__TASK BRIEF__. Output all entries verbatim. Skip pictures.

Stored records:
────────────────────────────────────────

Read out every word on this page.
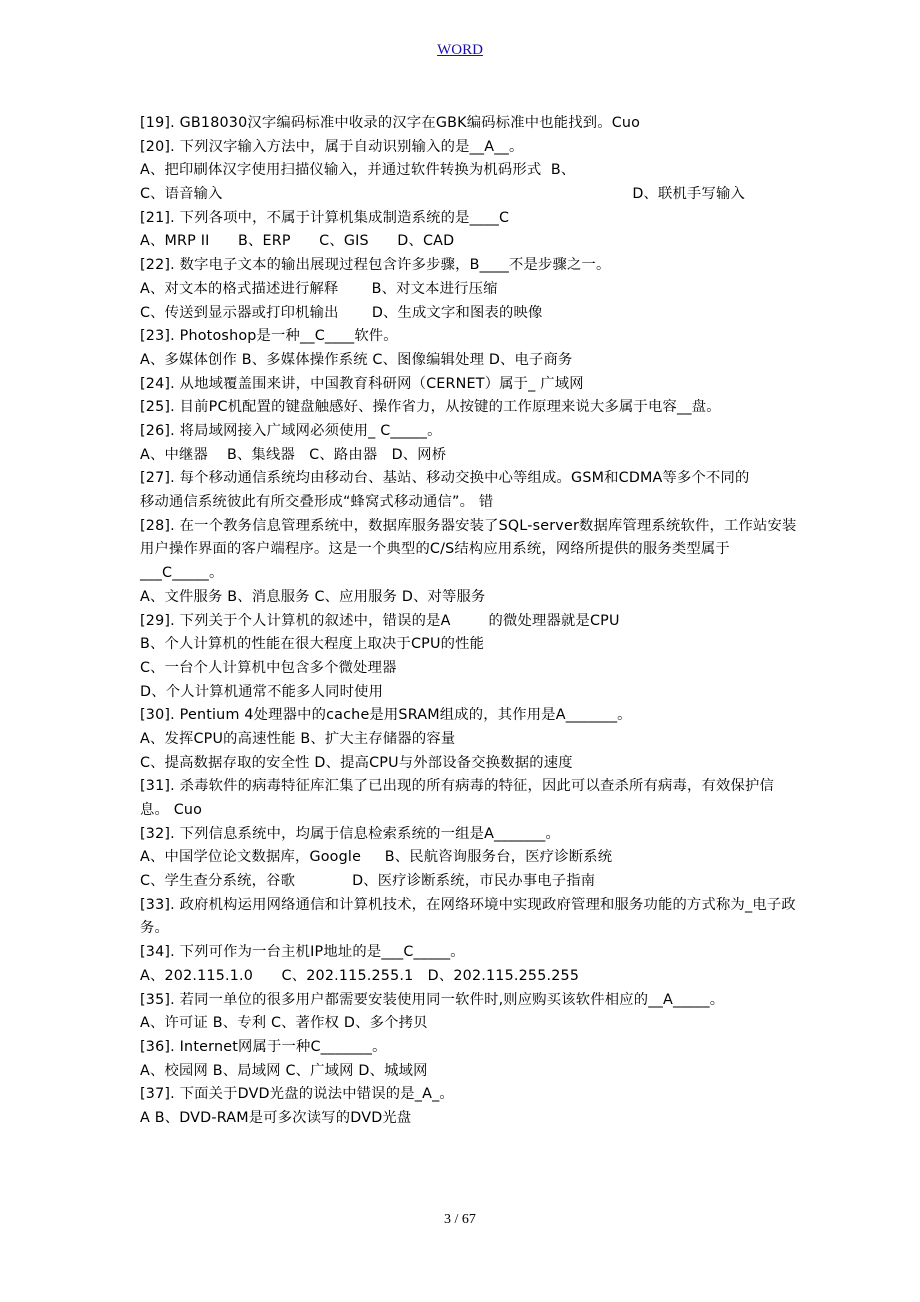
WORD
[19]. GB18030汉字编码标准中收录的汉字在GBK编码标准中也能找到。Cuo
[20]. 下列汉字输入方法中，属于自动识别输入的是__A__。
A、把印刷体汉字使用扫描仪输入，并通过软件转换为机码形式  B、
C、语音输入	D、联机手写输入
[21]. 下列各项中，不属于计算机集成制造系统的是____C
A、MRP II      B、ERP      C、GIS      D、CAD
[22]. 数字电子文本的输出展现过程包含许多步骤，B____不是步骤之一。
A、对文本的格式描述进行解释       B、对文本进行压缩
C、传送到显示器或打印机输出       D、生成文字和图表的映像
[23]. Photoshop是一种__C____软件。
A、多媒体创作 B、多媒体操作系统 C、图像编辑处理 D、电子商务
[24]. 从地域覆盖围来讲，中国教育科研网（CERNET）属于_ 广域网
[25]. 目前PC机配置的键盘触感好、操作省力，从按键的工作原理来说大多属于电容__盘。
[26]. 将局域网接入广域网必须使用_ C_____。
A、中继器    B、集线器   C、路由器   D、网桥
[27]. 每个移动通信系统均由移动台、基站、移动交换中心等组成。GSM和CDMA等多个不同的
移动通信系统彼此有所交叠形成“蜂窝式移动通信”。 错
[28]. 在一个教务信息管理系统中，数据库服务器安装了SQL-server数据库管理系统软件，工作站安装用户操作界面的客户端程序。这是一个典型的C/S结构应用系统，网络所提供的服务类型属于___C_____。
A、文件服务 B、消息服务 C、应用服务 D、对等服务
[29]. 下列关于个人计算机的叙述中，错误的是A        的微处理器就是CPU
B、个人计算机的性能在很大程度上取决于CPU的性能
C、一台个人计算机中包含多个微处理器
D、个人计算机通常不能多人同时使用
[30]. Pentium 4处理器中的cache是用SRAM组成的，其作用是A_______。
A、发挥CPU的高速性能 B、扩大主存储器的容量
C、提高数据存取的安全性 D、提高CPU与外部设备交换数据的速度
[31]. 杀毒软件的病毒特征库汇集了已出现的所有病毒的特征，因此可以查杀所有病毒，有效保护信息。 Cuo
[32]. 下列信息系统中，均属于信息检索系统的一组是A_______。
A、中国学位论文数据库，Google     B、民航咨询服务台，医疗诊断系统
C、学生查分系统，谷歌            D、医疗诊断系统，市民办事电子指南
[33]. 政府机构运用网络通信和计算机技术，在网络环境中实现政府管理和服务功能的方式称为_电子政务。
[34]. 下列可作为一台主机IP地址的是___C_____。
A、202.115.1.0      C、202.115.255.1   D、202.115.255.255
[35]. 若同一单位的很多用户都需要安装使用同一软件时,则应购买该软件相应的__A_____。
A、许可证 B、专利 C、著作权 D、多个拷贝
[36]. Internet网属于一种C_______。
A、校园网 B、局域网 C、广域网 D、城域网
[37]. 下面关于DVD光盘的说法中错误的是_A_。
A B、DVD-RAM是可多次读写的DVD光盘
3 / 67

────────────────────────────────────────

__ANSWER__.
Read out every word on this page.
WORD
[19]. GB18030汉字编码标准中收录的汉字在GBK编码标准中也能找到。Cuo
[20]. 下列汉字输入方法中，属于自动识别输入的是__A__。
A、把印刷体汉字使用扫描仪输入，并通过软件转换为机码形式  B、
C、语音输入	D、联机手写输入
[21]. 下列各项中，不属于计算机集成制造系统的是____C
A、MRP II      B、ERP      C、GIS      D、CAD
[22]. 数字电子文本的输出展现过程包含许多步骤，B____不是步骤之一。
A、对文本的格式描述进行解释       B、对文本进行压缩
C、传送到显示器或打印机输出       D、生成文字和图表的映像
[23]. Photoshop是一种__C____软件。
A、多媒体创作 B、多媒体操作系统 C、图像编辑处理 D、电子商务
[24]. 从地域覆盖围来讲，中国教育科研网（CERNET）属于_ 广域网
[25]. 目前PC机配置的键盘触感好、操作省力，从按键的工作原理来说大多属于电容__盘。
[26]. 将局域网接入广域网必须使用_ C_____。
A、中继器    B、集线器   C、路由器   D、网桥
[27]. 每个移动通信系统均由移动台、基站、移动交换中心等组成。GSM和CDMA等多个不同的
移动通信系统彼此有所交叠形成“蜂窝式移动通信”。 错
[28]. 在一个教务信息管理系统中，数据库服务器安装了SQL-server数据库管理系统软件，工作站安装用户操作界面的客户端程序。这是一个典型的C/S结构应用系统，网络所提供的服务类型属于___C_____。
A、文件服务 B、消息服务 C、应用服务 D、对等服务
[29]. 下列关于个人计算机的叙述中，错误的是A        的微处理器就是CPU
B、个人计算机的性能在很大程度上取决于CPU的性能
C、一台个人计算机中包含多个微处理器
D、个人计算机通常不能多人同时使用
[30]. Pentium 4处理器中的cache是用SRAM组成的，其作用是A_______。
A、发挥CPU的高速性能 B、扩大主存储器的容量
C、提高数据存取的安全性 D、提高CPU与外部设备交换数据的速度
[31]. 杀毒软件的病毒特征库汇集了已出现的所有病毒的特征，因此可以查杀所有病毒，有效保护信息。 Cuo
[32]. 下列信息系统中，均属于信息检索系统的一组是A_______。
A、中国学位论文数据库，Google     B、民航咨询服务台，医疗诊断系统
C、学生查分系统，谷歌            D、医疗诊断系统，市民办事电子指南
[33]. 政府机构运用网络通信和计算机技术，在网络环境中实现政府管理和服务功能的方式称为_电子政务。
[34]. 下列可作为一台主机IP地址的是___C_____。
A、202.115.1.0      C、202.115.255.1   D、202.115.255.255
[35]. 若同一单位的很多用户都需要安装使用同一软件时,则应购买该软件相应的__A_____。
A、许可证 B、专利 C、著作权 D、多个拷贝
[36]. Internet网属于一种C_______。
A、校园网 B、局域网 C、广域网 D、城域网
[37]. 下面关于DVD光盘的说法中错误的是_A_。
A B、DVD-RAM是可多次读写的DVD光盘
3 / 67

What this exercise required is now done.